- **What you have to do**:
Copy out each line that includes the word "image".

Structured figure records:
════════════════

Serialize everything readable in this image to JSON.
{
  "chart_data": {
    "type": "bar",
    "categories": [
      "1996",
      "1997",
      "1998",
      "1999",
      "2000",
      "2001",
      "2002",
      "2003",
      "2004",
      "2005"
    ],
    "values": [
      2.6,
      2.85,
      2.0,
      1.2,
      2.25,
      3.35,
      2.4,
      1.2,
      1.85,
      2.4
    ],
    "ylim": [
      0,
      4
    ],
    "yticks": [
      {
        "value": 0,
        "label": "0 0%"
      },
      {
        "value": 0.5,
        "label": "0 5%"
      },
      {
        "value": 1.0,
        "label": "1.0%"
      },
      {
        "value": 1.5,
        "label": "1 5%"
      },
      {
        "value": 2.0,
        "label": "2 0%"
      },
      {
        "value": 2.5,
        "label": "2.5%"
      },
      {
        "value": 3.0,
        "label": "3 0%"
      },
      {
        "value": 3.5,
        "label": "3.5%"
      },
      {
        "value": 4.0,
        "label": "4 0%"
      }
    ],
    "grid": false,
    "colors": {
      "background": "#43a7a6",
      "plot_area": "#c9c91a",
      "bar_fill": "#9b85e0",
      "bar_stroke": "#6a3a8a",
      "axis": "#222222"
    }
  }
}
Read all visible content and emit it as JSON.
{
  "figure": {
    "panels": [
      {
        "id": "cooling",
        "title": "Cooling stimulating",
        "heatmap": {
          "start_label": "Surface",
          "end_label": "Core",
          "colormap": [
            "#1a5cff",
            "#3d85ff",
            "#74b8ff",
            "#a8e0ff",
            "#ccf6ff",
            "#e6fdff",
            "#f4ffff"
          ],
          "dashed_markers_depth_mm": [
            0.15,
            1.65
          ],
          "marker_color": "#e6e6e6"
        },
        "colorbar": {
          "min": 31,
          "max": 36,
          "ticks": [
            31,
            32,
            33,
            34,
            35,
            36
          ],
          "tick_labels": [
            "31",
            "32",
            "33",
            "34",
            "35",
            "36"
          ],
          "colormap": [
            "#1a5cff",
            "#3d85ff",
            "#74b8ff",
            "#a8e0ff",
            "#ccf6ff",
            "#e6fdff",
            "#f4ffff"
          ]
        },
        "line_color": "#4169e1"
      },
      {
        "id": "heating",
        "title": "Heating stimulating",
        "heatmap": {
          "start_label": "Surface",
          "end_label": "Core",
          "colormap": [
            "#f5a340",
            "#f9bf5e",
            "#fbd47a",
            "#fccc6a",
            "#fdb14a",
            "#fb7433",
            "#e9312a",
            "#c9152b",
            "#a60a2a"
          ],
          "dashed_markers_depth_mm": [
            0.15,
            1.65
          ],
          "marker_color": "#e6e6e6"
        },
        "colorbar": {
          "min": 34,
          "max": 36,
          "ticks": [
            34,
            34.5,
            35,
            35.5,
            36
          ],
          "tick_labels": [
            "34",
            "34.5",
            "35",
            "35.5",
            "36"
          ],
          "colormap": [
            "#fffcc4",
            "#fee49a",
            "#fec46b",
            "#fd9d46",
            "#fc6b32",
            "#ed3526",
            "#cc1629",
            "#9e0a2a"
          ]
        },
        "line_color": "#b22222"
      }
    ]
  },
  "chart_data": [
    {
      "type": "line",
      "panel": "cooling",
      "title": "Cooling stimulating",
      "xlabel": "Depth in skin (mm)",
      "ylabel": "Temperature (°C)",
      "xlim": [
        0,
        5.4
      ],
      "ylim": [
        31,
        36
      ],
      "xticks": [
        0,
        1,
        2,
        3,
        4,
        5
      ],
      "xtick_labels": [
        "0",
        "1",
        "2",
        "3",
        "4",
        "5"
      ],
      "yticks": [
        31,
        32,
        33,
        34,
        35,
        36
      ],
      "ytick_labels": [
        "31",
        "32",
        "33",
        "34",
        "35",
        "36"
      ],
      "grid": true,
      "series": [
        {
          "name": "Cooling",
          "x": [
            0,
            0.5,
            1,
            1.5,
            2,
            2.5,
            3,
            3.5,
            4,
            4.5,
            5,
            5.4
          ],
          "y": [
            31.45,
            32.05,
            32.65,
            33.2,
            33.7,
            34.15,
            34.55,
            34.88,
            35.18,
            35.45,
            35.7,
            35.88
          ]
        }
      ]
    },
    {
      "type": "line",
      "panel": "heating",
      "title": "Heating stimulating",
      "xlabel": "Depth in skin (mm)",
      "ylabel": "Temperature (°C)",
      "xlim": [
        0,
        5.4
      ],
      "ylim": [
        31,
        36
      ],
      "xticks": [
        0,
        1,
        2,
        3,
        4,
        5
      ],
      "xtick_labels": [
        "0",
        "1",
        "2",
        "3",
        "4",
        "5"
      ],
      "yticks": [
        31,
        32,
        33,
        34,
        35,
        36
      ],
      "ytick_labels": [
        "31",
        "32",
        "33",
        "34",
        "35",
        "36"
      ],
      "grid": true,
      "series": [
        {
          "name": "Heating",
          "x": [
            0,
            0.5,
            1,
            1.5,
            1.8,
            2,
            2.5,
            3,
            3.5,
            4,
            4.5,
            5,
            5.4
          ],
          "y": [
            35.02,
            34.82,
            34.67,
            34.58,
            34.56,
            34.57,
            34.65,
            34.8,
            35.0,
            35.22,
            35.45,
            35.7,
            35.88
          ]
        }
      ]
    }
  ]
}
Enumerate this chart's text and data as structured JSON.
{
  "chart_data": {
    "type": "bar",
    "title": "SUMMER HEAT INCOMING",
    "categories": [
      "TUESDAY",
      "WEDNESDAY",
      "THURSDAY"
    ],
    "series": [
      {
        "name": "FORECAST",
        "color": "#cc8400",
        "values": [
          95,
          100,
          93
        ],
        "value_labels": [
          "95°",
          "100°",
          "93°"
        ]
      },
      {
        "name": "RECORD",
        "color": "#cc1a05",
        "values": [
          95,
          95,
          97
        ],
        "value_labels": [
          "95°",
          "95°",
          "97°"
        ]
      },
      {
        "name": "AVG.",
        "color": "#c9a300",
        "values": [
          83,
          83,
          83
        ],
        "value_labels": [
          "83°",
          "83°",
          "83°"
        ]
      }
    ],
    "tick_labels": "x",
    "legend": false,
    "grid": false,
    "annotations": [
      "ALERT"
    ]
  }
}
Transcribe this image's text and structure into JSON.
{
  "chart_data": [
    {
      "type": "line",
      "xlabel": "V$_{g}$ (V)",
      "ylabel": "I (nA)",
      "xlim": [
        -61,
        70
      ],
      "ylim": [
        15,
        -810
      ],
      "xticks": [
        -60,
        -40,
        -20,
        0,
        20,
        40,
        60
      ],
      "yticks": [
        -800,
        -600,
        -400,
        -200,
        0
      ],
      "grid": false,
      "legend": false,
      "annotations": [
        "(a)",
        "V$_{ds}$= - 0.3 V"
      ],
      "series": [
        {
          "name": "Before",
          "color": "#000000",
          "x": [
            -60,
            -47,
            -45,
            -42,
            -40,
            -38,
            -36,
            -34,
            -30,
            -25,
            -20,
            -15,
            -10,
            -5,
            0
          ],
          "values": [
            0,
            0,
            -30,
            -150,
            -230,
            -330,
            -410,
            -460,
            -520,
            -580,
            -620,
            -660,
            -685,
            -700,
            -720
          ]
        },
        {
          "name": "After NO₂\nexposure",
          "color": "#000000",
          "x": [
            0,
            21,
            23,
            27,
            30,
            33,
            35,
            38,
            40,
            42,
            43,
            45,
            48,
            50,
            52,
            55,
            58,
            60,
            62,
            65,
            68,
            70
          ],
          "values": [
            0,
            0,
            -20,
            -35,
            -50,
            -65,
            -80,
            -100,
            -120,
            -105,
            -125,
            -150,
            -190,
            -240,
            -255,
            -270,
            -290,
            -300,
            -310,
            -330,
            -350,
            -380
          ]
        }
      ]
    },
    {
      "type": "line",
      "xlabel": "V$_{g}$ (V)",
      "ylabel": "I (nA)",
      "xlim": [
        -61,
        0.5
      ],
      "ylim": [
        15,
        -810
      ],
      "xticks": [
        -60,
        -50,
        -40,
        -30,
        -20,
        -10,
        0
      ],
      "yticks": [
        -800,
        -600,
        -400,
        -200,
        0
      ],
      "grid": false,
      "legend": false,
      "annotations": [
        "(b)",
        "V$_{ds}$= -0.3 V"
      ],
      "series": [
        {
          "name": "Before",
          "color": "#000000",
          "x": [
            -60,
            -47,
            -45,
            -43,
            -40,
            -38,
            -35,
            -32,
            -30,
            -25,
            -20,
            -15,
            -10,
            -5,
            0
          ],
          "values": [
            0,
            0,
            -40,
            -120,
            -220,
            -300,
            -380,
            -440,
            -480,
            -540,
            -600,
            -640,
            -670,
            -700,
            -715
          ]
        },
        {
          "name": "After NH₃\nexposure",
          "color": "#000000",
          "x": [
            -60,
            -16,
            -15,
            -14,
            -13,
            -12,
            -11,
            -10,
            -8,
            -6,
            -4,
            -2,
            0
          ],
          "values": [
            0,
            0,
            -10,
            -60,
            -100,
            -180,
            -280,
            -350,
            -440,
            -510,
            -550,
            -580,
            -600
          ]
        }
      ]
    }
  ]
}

════════════════

- **Solved problem**:
Serialize everything readable in this image to JSON.
Transcribe this image's text and structure into JSON.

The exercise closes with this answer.